State the number of lines in these records holding "ACTIVISM". Say nothing more.

- [RECORDS TO PROCESS]
____

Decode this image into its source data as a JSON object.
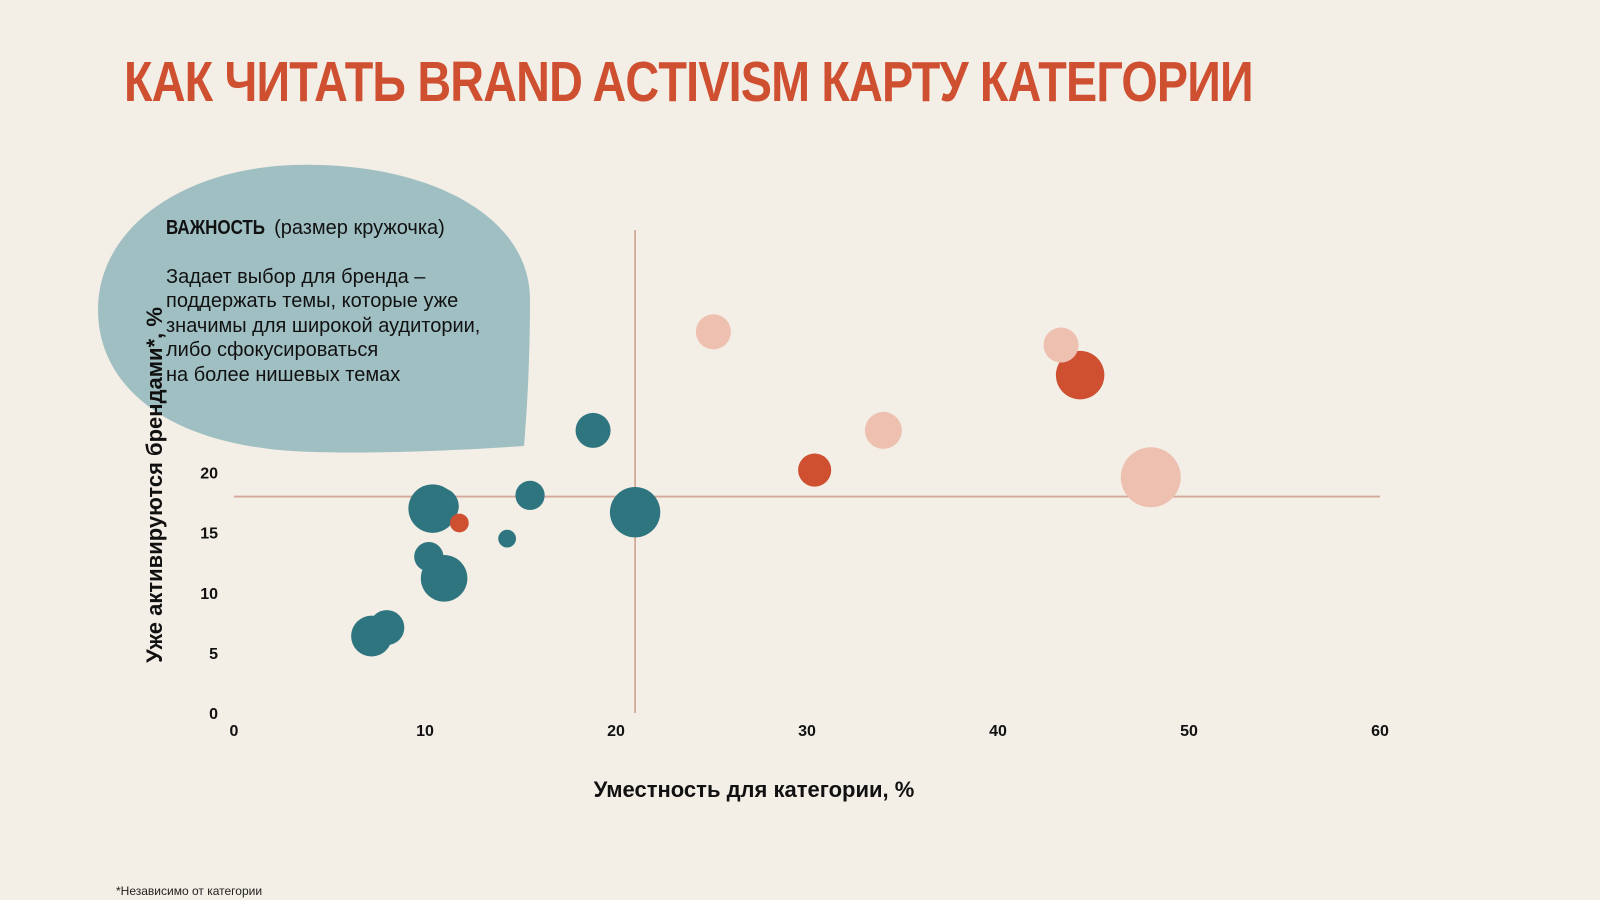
{
  "title": "КАК ЧИТАТЬ BRAND ACTIVISM КАРТУ КАТЕГОРИИ",
  "callout": {
    "heading_bold": "ВАЖНОСТЬ",
    "heading_rest": "(размер кружочка)",
    "body": "Задает выбор для бренда –\nподдержать темы, которые уже\nзначимы для широкой аудитории,\nлибо сфокусироваться\nна более нишевых темах"
  },
  "footnote": "*Независимо от категории",
  "colors": {
    "background": "#f3eee6",
    "accent": "#cf4f31",
    "teal": "#2f7580",
    "salmon": "#eec0b0",
    "callout": "#9fbfc2",
    "guide": "#d4a898"
  },
  "chart_data": {
    "type": "scatter",
    "title": "КАК ЧИТАТЬ BRAND ACTIVISM КАРТУ КАТЕГОРИИ",
    "xlabel": "Уместность для категории, %",
    "ylabel": "Уже активируются брендами*, %",
    "xlim": [
      0,
      60
    ],
    "ylim": [
      0,
      40
    ],
    "x_ticks": [
      0,
      10,
      20,
      30,
      40,
      50,
      60
    ],
    "y_ticks": [
      0,
      5,
      10,
      15,
      20
    ],
    "y_tick_labels": [
      "0",
      "5",
      "10",
      "15",
      "20"
    ],
    "grid": false,
    "reference_lines": {
      "x": 21,
      "y": 18
    },
    "size_meaning": "importance (bubble size)",
    "series": [
      {
        "name": "teal",
        "color": "#2f7580",
        "points": [
          {
            "x": 7.2,
            "y": 6.4,
            "size": 3
          },
          {
            "x": 8.0,
            "y": 7.1,
            "size": 2.4
          },
          {
            "x": 10.2,
            "y": 13.0,
            "size": 1.8
          },
          {
            "x": 11.0,
            "y": 11.2,
            "size": 3.6
          },
          {
            "x": 10.4,
            "y": 17.0,
            "size": 3.8
          },
          {
            "x": 10.8,
            "y": 17.2,
            "size": 2.6
          },
          {
            "x": 14.3,
            "y": 14.5,
            "size": 0.6
          },
          {
            "x": 15.5,
            "y": 18.1,
            "size": 1.8
          },
          {
            "x": 18.8,
            "y": 23.5,
            "size": 2.4
          },
          {
            "x": 21.0,
            "y": 16.7,
            "size": 4.0
          }
        ]
      },
      {
        "name": "red",
        "color": "#cf4f31",
        "points": [
          {
            "x": 11.8,
            "y": 15.8,
            "size": 0.7
          },
          {
            "x": 30.4,
            "y": 20.2,
            "size": 2.2
          },
          {
            "x": 44.3,
            "y": 28.1,
            "size": 3.8
          }
        ]
      },
      {
        "name": "salmon",
        "color": "#eec0b0",
        "points": [
          {
            "x": 25.1,
            "y": 31.7,
            "size": 2.4
          },
          {
            "x": 34.0,
            "y": 23.5,
            "size": 2.6
          },
          {
            "x": 43.3,
            "y": 30.6,
            "size": 2.4
          },
          {
            "x": 48.0,
            "y": 19.6,
            "size": 5.0
          }
        ]
      }
    ]
  }
}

____

- [THE ANSWER] 2